** begin Given information **
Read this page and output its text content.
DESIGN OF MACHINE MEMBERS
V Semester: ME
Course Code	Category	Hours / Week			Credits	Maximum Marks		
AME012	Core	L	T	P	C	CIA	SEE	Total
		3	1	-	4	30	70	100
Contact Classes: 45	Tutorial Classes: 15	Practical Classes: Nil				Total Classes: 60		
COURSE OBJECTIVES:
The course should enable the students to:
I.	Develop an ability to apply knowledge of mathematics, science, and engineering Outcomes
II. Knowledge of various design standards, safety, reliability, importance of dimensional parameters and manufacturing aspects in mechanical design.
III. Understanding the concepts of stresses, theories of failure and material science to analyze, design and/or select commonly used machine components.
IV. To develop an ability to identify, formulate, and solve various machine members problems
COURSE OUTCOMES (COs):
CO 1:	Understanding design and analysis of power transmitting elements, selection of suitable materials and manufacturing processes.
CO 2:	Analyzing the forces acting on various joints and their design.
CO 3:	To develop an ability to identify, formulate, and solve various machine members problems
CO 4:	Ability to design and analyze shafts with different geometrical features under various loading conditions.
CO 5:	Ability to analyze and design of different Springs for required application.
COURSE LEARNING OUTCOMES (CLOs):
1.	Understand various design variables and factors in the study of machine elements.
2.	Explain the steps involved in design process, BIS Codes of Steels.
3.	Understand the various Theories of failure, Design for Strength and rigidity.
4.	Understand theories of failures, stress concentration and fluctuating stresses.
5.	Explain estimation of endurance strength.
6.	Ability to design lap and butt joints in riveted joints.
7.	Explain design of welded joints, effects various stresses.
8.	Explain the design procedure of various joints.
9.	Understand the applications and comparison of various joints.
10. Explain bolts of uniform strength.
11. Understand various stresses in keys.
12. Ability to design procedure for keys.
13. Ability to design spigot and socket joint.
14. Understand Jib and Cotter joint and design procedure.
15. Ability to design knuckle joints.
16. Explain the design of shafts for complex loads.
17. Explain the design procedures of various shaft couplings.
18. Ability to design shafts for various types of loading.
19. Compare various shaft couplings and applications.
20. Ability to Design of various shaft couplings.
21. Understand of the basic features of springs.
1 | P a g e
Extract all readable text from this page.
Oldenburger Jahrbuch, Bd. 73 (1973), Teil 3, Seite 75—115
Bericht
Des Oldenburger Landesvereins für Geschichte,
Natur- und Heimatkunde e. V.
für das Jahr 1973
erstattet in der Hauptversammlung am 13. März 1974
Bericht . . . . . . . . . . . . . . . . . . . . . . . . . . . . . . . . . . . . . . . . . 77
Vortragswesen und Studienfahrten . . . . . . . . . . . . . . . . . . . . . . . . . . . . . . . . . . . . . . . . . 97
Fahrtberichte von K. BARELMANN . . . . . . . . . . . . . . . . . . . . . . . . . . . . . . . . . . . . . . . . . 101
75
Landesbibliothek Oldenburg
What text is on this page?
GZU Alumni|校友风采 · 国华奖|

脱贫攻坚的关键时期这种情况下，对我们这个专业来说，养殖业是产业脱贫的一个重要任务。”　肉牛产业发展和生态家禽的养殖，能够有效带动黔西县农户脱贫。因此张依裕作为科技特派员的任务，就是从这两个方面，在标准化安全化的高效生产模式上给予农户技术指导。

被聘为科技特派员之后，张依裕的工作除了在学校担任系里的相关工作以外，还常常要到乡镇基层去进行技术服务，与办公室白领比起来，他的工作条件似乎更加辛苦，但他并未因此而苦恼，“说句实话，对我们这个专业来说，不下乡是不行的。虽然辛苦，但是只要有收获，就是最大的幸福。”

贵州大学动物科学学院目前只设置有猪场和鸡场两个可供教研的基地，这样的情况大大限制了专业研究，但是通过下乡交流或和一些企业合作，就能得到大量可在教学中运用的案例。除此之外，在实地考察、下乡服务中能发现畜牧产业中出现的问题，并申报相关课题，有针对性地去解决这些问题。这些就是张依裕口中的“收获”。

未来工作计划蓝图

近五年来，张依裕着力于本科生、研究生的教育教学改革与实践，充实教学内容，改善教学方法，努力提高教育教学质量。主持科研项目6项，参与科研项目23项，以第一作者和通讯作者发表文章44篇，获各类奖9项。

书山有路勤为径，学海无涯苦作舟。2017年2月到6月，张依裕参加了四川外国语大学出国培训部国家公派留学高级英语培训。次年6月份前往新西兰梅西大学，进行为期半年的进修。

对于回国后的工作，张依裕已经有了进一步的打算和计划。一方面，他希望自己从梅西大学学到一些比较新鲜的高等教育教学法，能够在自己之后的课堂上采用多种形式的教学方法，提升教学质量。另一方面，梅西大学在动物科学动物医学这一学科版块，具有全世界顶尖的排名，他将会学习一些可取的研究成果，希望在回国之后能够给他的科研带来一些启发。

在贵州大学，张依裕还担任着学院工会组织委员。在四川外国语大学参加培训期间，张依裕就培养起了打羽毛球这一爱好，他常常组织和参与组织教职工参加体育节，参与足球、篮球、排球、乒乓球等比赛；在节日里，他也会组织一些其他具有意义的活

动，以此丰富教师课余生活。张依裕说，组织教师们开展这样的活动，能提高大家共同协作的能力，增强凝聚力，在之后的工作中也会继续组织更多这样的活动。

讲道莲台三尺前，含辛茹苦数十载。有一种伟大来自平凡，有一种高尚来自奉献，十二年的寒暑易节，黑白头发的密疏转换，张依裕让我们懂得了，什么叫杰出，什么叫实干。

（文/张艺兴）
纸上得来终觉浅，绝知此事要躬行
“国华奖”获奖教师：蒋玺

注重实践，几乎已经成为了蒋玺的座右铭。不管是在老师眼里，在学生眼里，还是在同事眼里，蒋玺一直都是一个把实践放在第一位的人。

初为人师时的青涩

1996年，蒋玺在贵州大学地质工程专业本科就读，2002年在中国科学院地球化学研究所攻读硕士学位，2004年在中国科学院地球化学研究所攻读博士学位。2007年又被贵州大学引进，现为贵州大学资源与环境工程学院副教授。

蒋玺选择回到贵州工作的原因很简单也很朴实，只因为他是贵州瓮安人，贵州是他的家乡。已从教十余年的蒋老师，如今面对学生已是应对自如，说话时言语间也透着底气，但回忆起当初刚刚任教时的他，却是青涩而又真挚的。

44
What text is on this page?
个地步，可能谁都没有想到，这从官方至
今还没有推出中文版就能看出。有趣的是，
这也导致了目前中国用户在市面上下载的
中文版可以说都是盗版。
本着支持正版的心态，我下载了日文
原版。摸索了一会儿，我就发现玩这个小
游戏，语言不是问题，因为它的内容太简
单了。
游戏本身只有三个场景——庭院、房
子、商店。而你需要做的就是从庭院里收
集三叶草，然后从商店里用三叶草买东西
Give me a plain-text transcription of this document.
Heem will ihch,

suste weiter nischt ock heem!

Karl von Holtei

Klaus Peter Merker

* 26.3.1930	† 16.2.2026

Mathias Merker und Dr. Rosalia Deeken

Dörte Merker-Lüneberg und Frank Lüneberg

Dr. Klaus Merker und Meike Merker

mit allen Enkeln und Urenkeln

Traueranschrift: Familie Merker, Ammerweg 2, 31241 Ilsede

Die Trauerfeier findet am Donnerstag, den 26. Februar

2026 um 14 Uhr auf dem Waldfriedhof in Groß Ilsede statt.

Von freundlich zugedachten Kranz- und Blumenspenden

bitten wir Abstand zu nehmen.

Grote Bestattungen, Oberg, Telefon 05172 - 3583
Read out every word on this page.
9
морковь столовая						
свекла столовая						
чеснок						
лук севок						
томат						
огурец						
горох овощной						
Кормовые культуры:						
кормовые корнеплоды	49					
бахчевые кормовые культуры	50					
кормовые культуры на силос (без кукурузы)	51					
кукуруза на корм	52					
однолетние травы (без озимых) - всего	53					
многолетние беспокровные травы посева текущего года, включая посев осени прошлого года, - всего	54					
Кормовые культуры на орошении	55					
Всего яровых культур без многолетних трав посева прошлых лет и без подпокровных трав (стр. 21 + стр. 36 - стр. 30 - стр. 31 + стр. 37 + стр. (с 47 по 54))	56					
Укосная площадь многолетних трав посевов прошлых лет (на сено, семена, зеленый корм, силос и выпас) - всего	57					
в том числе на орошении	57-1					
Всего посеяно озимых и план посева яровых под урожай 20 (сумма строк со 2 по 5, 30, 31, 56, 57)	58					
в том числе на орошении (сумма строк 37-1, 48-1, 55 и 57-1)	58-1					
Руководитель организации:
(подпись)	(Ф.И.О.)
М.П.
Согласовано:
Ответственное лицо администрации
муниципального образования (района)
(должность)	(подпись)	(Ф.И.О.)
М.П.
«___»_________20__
** end Given information **
Quote exactly and only the lines from the one holding "Read out every word on this page." through the end of the data.

**Response to this task**:
Read out every word on this page.
9
морковь столовая						
свекла столовая						
чеснок						
лук севок						
томат						
огурец						
горох овощной						
Кормовые культуры:						
кормовые корнеплоды	49					
бахчевые кормовые культуры	50					
кормовые культуры на силос (без кукурузы)	51					
кукуруза на корм	52					
однолетние травы (без озимых) - всего	53					
многолетние беспокровные травы посева текущего года, включая посев осени прошлого года, - всего	54					
Кормовые культуры на орошении	55					
Всего яровых культур без многолетних трав посева прошлых лет и без подпокровных трав (стр. 21 + стр. 36 - стр. 30 - стр. 31 + стр. 37 + стр. (с 47 по 54))	56					
Укосная площадь многолетних трав посевов прошлых лет (на сено, семена, зеленый корм, силос и выпас) - всего	57					
в том числе на орошении	57-1					
Всего посеяно озимых и план посева яровых под урожай 20 (сумма строк со 2 по 5, 30, 31, 56, 57)	58					
в том числе на орошении (сумма строк 37-1, 48-1, 55 и 57-1)	58-1					
Руководитель организации:
(подпись)	(Ф.И.О.)
М.П.
Согласовано:
Ответственное лицо администрации
муниципального образования (района)
(должность)	(подпись)	(Ф.И.О.)
М.П.
«___»_________20__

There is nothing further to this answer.